Locate the line that contains "What data was". Copy it and every following line through the end of the records, exactly, and include nothing else.

[Start of DATASET ENTRIES]

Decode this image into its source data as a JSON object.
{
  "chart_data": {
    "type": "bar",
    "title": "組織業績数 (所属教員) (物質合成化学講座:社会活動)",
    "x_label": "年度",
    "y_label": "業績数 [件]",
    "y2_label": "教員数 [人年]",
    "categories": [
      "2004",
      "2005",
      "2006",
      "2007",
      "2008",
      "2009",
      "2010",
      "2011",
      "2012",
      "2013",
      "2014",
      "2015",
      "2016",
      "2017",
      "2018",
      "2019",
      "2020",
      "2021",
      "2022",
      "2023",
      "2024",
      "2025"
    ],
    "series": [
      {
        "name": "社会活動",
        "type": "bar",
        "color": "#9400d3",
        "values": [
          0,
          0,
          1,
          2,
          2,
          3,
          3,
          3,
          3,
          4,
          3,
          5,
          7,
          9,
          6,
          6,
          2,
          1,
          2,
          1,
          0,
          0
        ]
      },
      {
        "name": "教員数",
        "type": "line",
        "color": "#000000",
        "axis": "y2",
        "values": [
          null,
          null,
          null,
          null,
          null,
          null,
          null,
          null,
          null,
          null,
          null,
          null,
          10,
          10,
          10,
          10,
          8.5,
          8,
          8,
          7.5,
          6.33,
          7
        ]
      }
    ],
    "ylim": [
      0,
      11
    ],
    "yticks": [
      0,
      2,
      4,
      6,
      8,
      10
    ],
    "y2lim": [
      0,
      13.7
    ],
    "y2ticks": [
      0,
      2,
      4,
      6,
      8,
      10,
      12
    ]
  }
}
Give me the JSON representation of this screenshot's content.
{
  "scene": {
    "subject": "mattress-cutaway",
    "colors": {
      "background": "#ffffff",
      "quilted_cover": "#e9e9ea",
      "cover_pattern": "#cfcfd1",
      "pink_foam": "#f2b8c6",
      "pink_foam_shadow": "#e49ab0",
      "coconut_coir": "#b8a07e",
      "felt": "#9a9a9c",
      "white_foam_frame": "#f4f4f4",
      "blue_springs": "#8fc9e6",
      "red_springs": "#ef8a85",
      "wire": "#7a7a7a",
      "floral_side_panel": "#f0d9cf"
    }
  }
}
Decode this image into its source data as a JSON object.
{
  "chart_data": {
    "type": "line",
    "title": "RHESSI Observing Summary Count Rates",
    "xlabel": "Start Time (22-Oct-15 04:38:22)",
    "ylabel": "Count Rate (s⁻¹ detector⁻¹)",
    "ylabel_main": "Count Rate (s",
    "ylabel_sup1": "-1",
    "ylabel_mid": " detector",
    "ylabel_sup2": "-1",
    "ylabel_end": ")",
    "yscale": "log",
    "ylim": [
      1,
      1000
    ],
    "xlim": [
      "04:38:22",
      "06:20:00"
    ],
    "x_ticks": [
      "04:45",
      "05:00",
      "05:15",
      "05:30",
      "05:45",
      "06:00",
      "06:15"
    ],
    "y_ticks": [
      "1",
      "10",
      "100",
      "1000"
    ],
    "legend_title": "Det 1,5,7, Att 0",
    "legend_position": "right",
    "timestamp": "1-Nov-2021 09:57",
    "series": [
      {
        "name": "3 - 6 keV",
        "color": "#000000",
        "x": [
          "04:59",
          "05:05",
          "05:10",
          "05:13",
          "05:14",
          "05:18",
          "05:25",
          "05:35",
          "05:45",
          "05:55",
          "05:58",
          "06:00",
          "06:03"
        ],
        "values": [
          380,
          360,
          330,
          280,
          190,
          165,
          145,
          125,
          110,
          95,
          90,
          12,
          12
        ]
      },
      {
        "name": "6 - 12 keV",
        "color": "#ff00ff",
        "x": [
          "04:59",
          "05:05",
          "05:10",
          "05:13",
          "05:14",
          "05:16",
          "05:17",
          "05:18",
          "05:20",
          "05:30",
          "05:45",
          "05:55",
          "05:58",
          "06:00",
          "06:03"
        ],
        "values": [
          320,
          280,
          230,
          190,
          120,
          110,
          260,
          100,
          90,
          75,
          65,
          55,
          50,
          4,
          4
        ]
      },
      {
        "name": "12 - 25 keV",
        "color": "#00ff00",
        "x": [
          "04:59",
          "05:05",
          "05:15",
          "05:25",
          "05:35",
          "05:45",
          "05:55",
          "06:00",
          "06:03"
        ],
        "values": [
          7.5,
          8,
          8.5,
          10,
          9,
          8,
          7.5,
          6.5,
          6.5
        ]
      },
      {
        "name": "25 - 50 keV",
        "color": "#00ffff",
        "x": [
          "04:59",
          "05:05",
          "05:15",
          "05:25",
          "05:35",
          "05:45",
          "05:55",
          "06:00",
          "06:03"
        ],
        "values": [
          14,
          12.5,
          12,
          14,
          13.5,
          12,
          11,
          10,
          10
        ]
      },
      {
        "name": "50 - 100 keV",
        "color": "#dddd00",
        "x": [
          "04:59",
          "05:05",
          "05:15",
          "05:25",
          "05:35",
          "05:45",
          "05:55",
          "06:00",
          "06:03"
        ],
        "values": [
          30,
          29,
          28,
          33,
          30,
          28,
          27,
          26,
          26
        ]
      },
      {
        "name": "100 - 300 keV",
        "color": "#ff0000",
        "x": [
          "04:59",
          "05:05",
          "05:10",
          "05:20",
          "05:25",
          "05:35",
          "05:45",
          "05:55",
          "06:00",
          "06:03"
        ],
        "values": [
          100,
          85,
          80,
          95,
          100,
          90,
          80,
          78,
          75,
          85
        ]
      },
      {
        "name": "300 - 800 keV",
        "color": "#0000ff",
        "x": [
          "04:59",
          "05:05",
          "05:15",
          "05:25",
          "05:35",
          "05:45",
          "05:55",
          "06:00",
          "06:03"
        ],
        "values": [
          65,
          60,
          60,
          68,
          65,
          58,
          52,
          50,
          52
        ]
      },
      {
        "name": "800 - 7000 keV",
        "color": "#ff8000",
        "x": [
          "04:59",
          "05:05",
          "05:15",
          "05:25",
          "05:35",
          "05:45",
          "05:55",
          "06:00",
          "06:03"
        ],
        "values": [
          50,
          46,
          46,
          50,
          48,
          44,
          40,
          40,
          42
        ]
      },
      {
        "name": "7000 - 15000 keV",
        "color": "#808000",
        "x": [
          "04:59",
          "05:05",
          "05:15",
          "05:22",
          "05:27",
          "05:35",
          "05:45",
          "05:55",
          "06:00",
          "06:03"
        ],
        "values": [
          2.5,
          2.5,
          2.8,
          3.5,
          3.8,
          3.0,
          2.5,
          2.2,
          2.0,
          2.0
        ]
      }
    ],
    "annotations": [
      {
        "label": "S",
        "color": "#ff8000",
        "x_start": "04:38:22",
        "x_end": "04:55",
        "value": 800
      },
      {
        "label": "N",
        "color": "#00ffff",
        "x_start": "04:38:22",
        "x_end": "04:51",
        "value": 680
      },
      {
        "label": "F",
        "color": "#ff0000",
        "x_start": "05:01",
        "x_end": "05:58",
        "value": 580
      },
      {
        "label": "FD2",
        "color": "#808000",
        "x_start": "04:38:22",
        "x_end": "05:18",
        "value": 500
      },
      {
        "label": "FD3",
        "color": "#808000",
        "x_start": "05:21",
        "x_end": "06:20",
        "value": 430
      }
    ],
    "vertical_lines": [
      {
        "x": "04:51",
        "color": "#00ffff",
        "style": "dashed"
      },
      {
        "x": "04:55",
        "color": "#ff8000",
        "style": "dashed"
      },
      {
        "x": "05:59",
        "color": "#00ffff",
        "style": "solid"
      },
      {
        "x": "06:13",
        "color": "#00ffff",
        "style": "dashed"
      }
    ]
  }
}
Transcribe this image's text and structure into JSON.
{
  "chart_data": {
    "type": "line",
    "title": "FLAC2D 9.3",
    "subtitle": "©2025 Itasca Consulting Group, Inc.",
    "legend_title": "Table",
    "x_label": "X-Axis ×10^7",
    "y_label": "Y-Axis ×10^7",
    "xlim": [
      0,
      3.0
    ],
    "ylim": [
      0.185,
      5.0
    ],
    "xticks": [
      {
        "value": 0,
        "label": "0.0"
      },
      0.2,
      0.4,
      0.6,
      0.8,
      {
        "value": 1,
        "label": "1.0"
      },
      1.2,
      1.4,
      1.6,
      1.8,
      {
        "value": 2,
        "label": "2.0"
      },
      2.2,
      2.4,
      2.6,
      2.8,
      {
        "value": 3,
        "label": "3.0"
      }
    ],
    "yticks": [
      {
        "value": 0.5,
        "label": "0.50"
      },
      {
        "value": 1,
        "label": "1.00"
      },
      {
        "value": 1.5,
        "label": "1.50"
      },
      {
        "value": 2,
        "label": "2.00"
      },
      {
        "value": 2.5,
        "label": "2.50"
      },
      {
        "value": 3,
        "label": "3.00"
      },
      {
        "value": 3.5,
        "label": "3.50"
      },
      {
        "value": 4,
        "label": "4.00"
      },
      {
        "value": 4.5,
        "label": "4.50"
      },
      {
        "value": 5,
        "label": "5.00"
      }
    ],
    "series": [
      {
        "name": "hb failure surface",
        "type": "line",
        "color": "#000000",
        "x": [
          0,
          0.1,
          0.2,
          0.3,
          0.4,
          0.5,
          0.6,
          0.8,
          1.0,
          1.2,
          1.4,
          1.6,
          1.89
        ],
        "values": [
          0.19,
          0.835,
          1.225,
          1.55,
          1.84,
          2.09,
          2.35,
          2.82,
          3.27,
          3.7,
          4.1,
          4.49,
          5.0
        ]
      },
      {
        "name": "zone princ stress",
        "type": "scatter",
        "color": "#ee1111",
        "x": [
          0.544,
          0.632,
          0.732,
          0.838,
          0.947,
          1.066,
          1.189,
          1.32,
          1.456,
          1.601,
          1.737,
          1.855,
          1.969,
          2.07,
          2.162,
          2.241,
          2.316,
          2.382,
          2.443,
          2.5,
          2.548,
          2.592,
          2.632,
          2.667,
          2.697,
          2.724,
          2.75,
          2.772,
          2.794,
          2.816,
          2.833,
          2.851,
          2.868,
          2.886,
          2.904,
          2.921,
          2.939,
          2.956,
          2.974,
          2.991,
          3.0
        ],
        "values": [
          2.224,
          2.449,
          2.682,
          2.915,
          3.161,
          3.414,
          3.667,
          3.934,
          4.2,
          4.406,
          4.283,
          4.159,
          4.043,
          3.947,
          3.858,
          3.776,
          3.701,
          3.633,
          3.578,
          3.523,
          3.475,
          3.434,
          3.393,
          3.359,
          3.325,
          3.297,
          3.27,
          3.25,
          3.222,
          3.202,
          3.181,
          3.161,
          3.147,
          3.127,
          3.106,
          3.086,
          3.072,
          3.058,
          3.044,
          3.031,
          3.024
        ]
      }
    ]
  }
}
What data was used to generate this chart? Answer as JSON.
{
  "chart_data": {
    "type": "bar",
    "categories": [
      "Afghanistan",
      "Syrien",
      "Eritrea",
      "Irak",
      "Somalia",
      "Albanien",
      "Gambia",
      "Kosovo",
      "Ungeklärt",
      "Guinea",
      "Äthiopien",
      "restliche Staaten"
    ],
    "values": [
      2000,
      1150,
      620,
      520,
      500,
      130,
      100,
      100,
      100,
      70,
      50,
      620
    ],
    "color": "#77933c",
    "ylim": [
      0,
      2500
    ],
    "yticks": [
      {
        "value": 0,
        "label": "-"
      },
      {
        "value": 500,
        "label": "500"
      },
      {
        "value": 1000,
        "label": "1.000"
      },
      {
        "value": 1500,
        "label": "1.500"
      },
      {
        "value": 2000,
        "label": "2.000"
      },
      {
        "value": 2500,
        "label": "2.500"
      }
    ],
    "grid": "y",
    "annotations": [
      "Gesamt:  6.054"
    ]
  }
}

[End of DATASET ENTRIES]

§ WRITTEN RESPONSE
What data was used to generate this chart? Answer as JSON.
{
  "chart_data": {
    "type": "bar",
    "categories": [
      "Afghanistan",
      "Syrien",
      "Eritrea",
      "Irak",
      "Somalia",
      "Albanien",
      "Gambia",
      "Kosovo",
      "Ungeklärt",
      "Guinea",
      "Äthiopien",
      "restliche Staaten"
    ],
    "values": [
      2000,
      1150,
      620,
      520,
      500,
      130,
      100,
      100,
      100,
      70,
      50,
      620
    ],
    "color": "#77933c",
    "ylim": [
      0,
      2500
    ],
    "yticks": [
      {
        "value": 0,
        "label": "-"
      },
      {
        "value": 500,
        "label": "500"
      },
      {
        "value": 1000,
        "label": "1.000"
      },
      {
        "value": 1500,
        "label": "1.500"
      },
      {
        "value": 2000,
        "label": "2.000"
      },
      {
        "value": 2500,
        "label": "2.500"
      }
    ],
    "grid": "y",
    "annotations": [
      "Gesamt:  6.054"
    ]
  }
}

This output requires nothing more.